%%
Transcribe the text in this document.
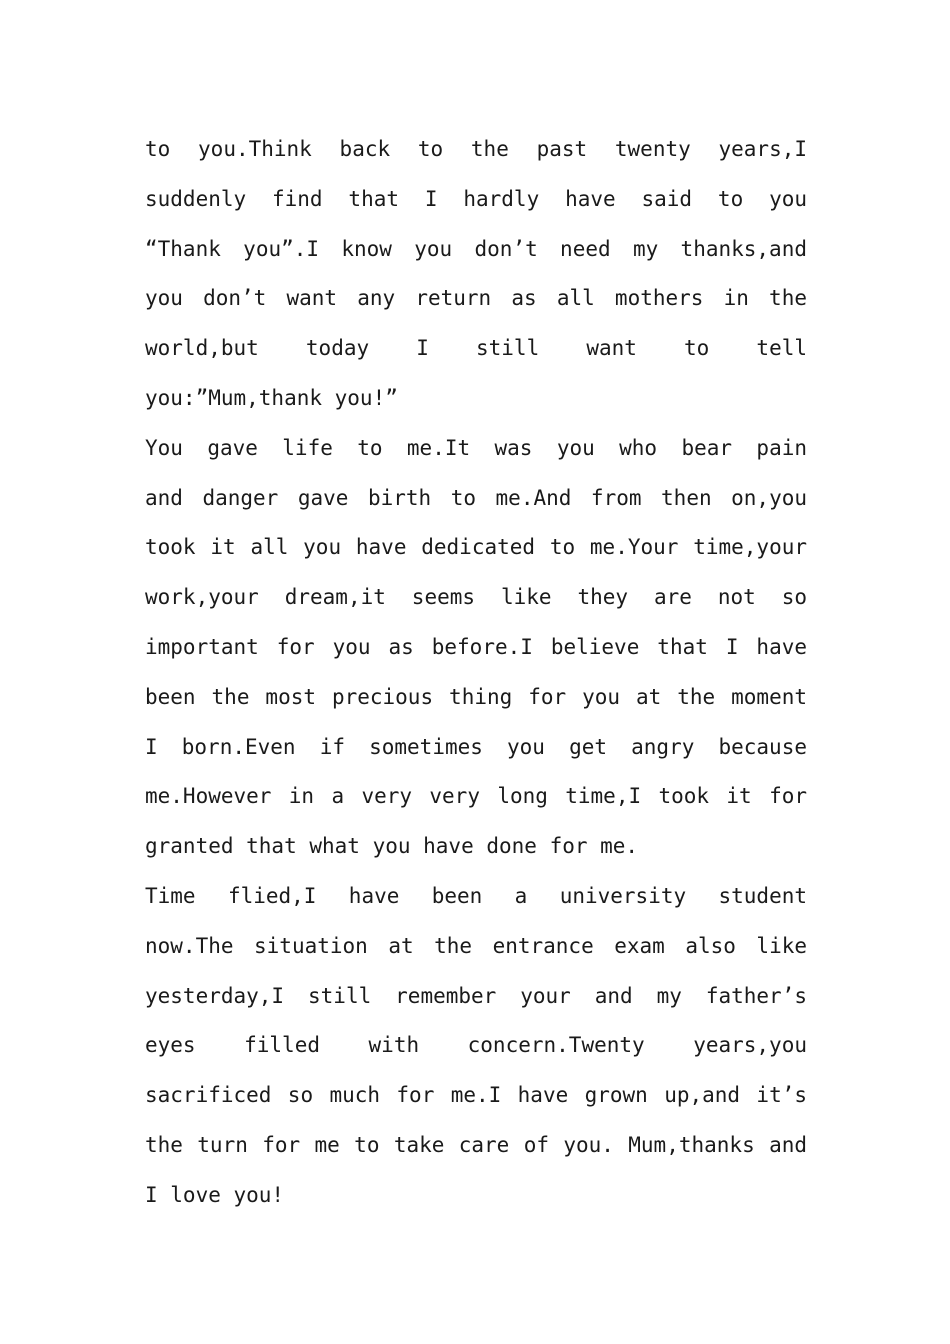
to you.Think back to the past twenty years,I
suddenly find that I hardly have said to you
“Thank you”.I know you don’t need my thanks,and
you don’t want any return as all mothers in the
world,but today I still want to tell
you:”Mum,thank you!”
You gave life to me.It was you who bear pain
and danger gave birth to me.And from then on,you
took it all you have dedicated to me.Your time,your
work,your dream,it seems like they are not so
important for you as before.I believe that I have
been the most precious thing for you at the moment
I born.Even if sometimes you get angry because
me.However in a very very long time,I took it for
granted that what you have done for me.
Time flied,I have been a university student
now.The situation at the entrance exam also like
yesterday,I still remember your and my father’s
eyes filled with concern.Twenty years,you
sacrificed so much for me.I have grown up,and it’s
the turn for me to take care of you. Mum,thanks and
I love you!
%%
Collect the complete line wherever the string "still" appears in the records.

world,but today I still want to tell
yesterday,I still remember your and my father’s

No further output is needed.